=== YOUR TASK ===
Convert the rows below into a Markdown table with two columns, Line No. and Text. Number each non-blank line in order and skip any blank lines.

=== Excerpts from a layout annotation set ===
———
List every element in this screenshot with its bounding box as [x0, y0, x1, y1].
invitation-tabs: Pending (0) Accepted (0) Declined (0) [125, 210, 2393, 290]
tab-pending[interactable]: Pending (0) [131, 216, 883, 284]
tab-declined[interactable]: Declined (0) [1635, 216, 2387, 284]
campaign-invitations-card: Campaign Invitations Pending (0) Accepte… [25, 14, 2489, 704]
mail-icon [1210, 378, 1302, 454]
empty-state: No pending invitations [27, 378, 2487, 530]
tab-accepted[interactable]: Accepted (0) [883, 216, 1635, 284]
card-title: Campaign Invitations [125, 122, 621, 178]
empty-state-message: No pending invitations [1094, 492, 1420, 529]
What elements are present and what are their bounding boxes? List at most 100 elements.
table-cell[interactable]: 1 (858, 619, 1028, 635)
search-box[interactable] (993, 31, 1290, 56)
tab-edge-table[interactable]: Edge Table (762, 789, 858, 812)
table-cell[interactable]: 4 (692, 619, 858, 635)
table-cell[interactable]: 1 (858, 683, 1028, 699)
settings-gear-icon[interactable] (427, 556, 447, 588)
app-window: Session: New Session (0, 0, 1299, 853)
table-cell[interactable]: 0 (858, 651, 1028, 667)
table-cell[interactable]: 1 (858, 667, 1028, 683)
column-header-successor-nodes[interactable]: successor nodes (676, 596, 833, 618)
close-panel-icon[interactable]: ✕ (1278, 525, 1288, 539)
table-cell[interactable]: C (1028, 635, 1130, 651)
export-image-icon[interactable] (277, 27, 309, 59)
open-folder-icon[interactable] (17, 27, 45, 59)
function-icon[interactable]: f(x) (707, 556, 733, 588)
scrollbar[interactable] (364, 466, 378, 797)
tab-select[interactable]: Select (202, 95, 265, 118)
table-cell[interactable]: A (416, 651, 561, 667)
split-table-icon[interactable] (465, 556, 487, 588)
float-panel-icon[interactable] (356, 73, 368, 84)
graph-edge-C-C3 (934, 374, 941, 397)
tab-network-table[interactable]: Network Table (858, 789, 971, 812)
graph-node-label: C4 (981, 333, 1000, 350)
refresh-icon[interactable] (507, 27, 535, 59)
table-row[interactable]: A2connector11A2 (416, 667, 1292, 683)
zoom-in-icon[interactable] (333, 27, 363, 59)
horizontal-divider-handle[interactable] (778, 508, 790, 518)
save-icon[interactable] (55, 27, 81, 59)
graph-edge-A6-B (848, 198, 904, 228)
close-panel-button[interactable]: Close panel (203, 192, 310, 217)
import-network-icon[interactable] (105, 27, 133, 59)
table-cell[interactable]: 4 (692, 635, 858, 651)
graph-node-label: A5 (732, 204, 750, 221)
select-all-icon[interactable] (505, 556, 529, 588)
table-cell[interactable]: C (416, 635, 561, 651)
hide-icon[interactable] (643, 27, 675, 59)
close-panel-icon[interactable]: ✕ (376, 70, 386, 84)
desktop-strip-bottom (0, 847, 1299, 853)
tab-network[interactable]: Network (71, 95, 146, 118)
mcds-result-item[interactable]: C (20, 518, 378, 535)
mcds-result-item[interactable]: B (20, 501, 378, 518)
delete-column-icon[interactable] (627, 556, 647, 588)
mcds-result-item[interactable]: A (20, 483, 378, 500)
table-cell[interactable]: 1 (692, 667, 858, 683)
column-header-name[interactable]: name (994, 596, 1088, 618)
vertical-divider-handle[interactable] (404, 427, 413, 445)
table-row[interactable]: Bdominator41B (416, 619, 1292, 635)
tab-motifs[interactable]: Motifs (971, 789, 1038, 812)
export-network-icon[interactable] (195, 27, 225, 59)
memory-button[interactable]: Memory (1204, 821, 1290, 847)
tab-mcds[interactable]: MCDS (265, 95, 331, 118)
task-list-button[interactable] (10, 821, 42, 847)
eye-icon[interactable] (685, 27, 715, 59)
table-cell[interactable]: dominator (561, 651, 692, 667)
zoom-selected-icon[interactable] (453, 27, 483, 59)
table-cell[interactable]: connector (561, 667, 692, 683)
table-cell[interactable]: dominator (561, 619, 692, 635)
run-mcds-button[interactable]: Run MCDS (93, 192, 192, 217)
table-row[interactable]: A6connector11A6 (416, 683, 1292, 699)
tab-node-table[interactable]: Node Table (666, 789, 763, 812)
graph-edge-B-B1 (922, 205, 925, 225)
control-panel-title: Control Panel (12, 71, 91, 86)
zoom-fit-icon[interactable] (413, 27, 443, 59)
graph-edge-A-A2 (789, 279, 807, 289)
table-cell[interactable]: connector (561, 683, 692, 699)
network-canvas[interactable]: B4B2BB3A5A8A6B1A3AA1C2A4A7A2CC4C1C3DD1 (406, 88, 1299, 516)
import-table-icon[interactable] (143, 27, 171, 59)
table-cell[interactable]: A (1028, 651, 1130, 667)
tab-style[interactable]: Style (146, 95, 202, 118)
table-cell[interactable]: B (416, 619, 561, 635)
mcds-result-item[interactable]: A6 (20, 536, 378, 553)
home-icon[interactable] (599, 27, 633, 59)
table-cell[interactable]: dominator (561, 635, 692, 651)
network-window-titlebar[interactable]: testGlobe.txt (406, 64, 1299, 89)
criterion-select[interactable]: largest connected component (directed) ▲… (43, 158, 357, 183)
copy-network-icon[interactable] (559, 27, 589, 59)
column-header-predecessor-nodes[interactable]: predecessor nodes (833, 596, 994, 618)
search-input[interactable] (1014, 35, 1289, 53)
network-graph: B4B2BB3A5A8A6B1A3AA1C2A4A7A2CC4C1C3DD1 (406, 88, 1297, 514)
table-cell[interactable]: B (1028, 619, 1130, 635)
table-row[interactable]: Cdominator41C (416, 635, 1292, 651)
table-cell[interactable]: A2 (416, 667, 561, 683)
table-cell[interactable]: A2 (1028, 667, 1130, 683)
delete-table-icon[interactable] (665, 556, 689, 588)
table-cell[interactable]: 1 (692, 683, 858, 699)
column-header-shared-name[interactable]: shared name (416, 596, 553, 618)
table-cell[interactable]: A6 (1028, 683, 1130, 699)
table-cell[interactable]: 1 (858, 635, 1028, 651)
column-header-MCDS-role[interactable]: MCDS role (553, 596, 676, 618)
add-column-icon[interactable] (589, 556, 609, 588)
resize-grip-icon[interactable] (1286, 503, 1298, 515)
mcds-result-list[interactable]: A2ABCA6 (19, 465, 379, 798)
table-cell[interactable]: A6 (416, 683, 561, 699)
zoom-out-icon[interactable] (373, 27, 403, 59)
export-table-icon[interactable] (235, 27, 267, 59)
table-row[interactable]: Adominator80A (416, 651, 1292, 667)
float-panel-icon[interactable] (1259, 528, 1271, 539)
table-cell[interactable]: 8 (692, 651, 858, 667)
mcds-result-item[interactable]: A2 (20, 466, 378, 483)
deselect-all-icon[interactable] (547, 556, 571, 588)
———
=== SOLVED PROBLEM ===
| Line No. | Text |
|---|---|
| 1 | List every element in this screenshot with its bounding box as [x0, y0, x1, y1]. |
| 2 | invitation-tabs: Pending (0) Accepted (0) Declined (0) [125, 210, 2393, 290] |
| 3 | tab-pending[interactable]: Pending (0) [131, 216, 883, 284] |
| 4 | tab-declined[interactable]: Declined (0) [1635, 216, 2387, 284] |
| 5 | campaign-invitations-card: Campaign Invitations Pending (0) Accepte… [25, 14, 2489, 704] |
| 6 | mail-icon [1210, 378, 1302, 454] |
| 7 | empty-state: No pending invitations [27, 378, 2487, 530] |
| 8 | tab-accepted[interactable]: Accepted (0) [883, 216, 1635, 284] |
| 9 | card-title: Campaign Invitations [125, 122, 621, 178] |
| 10 | empty-state-message: No pending invitations [1094, 492, 1420, 529] |
| 11 | What elements are present and what are their bounding boxes? List at most 100 elements. |
| 12 | table-cell[interactable]: 1 (858, 619, 1028, 635) |
| 13 | search-box[interactable] (993, 31, 1290, 56) |
| 14 | tab-edge-table[interactable]: Edge Table (762, 789, 858, 812) |
| 15 | table-cell[interactable]: 4 (692, 619, 858, 635) |
| 16 | table-cell[interactable]: 1 (858, 683, 1028, 699) |
| 17 | settings-gear-icon[interactable] (427, 556, 447, 588) |
| 18 | app-window: Session: New Session (0, 0, 1299, 853) |
| 19 | table-cell[interactable]: 0 (858, 651, 1028, 667) |
| 20 | table-cell[interactable]: 1 (858, 667, 1028, 683) |
| 21 | column-header-successor-nodes[interactable]: successor nodes (676, 596, 833, 618) |
| 22 | close-panel-icon[interactable]: ✕ (1278, 525, 1288, 539) |
| 23 | table-cell[interactable]: C (1028, 635, 1130, 651) |
| 24 | export-image-icon[interactable] (277, 27, 309, 59) |
| 25 | open-folder-icon[interactable] (17, 27, 45, 59) |
| 26 | function-icon[interactable]: f(x) (707, 556, 733, 588) |
| 27 | scrollbar[interactable] (364, 466, 378, 797) |
| 28 | tab-select[interactable]: Select (202, 95, 265, 118) |
| 29 | table-cell[interactable]: A (416, 651, 561, 667) |
| 30 | split-table-icon[interactable] (465, 556, 487, 588) |
| 31 | float-panel-icon[interactable] (356, 73, 368, 84) |
| 32 | graph-edge-C-C3 (934, 374, 941, 397) |
| 33 | tab-network-table[interactable]: Network Table (858, 789, 971, 812) |
| 34 | graph-node-label: C4 (981, 333, 1000, 350) |
| 35 | refresh-icon[interactable] (507, 27, 535, 59) |
| 36 | table-row[interactable]: A2connector11A2 (416, 667, 1292, 683) |
| 37 | zoom-in-icon[interactable] (333, 27, 363, 59) |
| 38 | horizontal-divider-handle[interactable] (778, 508, 790, 518) |
| 39 | save-icon[interactable] (55, 27, 81, 59) |
| 40 | graph-edge-A6-B (848, 198, 904, 228) |
| 41 | close-panel-button[interactable]: Close panel (203, 192, 310, 217) |
| 42 | import-network-icon[interactable] (105, 27, 133, 59) |
| 43 | table-cell[interactable]: 4 (692, 635, 858, 651) |
| 44 | graph-node-label: A5 (732, 204, 750, 221) |
| 45 | select-all-icon[interactable] (505, 556, 529, 588) |
| 46 | table-cell[interactable]: C (416, 635, 561, 651) |
| 47 | hide-icon[interactable] (643, 27, 675, 59) |
| 48 | close-panel-icon[interactable]: ✕ (376, 70, 386, 84) |
| 49 | desktop-strip-bottom (0, 847, 1299, 853) |
| 50 | tab-network[interactable]: Network (71, 95, 146, 118) |
| 51 | mcds-result-item[interactable]: C (20, 518, 378, 535) |
| 52 | mcds-result-item[interactable]: B (20, 501, 378, 518) |
| 53 | delete-column-icon[interactable] (627, 556, 647, 588) |
| 54 | mcds-result-item[interactable]: A (20, 483, 378, 500) |
| 55 | table-cell[interactable]: 1 (692, 667, 858, 683) |
| 56 | column-header-name[interactable]: name (994, 596, 1088, 618) |
| 57 | vertical-divider-handle[interactable] (404, 427, 413, 445) |
| 58 | table-row[interactable]: Bdominator41B (416, 619, 1292, 635) |
| 59 | tab-motifs[interactable]: Motifs (971, 789, 1038, 812) |
| 60 | export-network-icon[interactable] (195, 27, 225, 59) |
| 61 | memory-button[interactable]: Memory (1204, 821, 1290, 847) |
| 62 | tab-mcds[interactable]: MCDS (265, 95, 331, 118) |
| 63 | task-list-button[interactable] (10, 821, 42, 847) |
| 64 | eye-icon[interactable] (685, 27, 715, 59) |
| 65 | table-cell[interactable]: dominator (561, 651, 692, 667) |
| 66 | zoom-selected-icon[interactable] (453, 27, 483, 59) |
| 67 | table-cell[interactable]: connector (561, 667, 692, 683) |
| 68 | table-cell[interactable]: dominator (561, 619, 692, 635) |
| 69 | run-mcds-button[interactable]: Run MCDS (93, 192, 192, 217) |
| 70 | table-row[interactable]: A6connector11A6 (416, 683, 1292, 699) |
| 71 | tab-node-table[interactable]: Node Table (666, 789, 763, 812) |
| 72 | graph-edge-B-B1 (922, 205, 925, 225) |
| 73 | control-panel-title: Control Panel (12, 71, 91, 86) |
| 74 | zoom-fit-icon[interactable] (413, 27, 443, 59) |
| 75 | graph-edge-A-A2 (789, 279, 807, 289) |
| 76 | table-cell[interactable]: connector (561, 683, 692, 699) |
| 77 | network-canvas[interactable]: B4B2BB3A5A8A6B1A3AA1C2A4A7A2CC4C1C3DD1 (406, 88, 1299, 516) |
| 78 | import-table-icon[interactable] (143, 27, 171, 59) |
| 79 | table-cell[interactable]: A (1028, 651, 1130, 667) |
| 80 | tab-style[interactable]: Style (146, 95, 202, 118) |
| 81 | table-cell[interactable]: B (416, 619, 561, 635) |
| 82 | mcds-result-item[interactable]: A6 (20, 536, 378, 553) |
| 83 | home-icon[interactable] (599, 27, 633, 59) |
| 84 | table-cell[interactable]: dominator (561, 635, 692, 651) |
| 85 | network-window-titlebar[interactable]: testGlobe.txt (406, 64, 1299, 89) |
| 86 | criterion-select[interactable]: largest connected component (directed) ▲… (43, 158, 357, 183) |
| 87 | copy-network-icon[interactable] (559, 27, 589, 59) |
| 88 | column-header-predecessor-nodes[interactable]: predecessor nodes (833, 596, 994, 618) |
| 89 | search-input[interactable] (1014, 35, 1289, 53) |
| 90 | network-graph: B4B2BB3A5A8A6B1A3AA1C2A4A7A2CC4C1C3DD1 (406, 88, 1297, 514) |
| 91 | table-cell[interactable]: B (1028, 619, 1130, 635) |
| 92 | table-row[interactable]: Cdominator41C (416, 635, 1292, 651) |
| 93 | table-cell[interactable]: A2 (416, 667, 561, 683) |
| 94 | table-cell[interactable]: A2 (1028, 667, 1130, 683) |
| 95 | delete-table-icon[interactable] (665, 556, 689, 588) |
| 96 | table-cell[interactable]: 1 (692, 683, 858, 699) |
| 97 | column-header-shared-name[interactable]: shared name (416, 596, 553, 618) |
| 98 | table-cell[interactable]: A6 (1028, 683, 1130, 699) |
| 99 | table-cell[interactable]: 1 (858, 635, 1028, 651) |
| 100 | column-header-MCDS-role[interactable]: MCDS role (553, 596, 676, 618) |
| 101 | add-column-icon[interactable] (589, 556, 609, 588) |
| 102 | resize-grip-icon[interactable] (1286, 503, 1298, 515) |
| 103 | mcds-result-list[interactable]: A2ABCA6 (19, 465, 379, 798) |
| 104 | table-cell[interactable]: A6 (416, 683, 561, 699) |
| 105 | zoom-out-icon[interactable] (373, 27, 403, 59) |
| 106 | export-table-icon[interactable] (235, 27, 267, 59) |
| 107 | table-row[interactable]: Adominator80A (416, 651, 1292, 667) |
| 108 | float-panel-icon[interactable] (1259, 528, 1271, 539) |
| 109 | table-cell[interactable]: 8 (692, 651, 858, 667) |
| 110 | mcds-result-item[interactable]: A2 (20, 466, 378, 483) |
| 111 | deselect-all-icon[interactable] (547, 556, 571, 588) |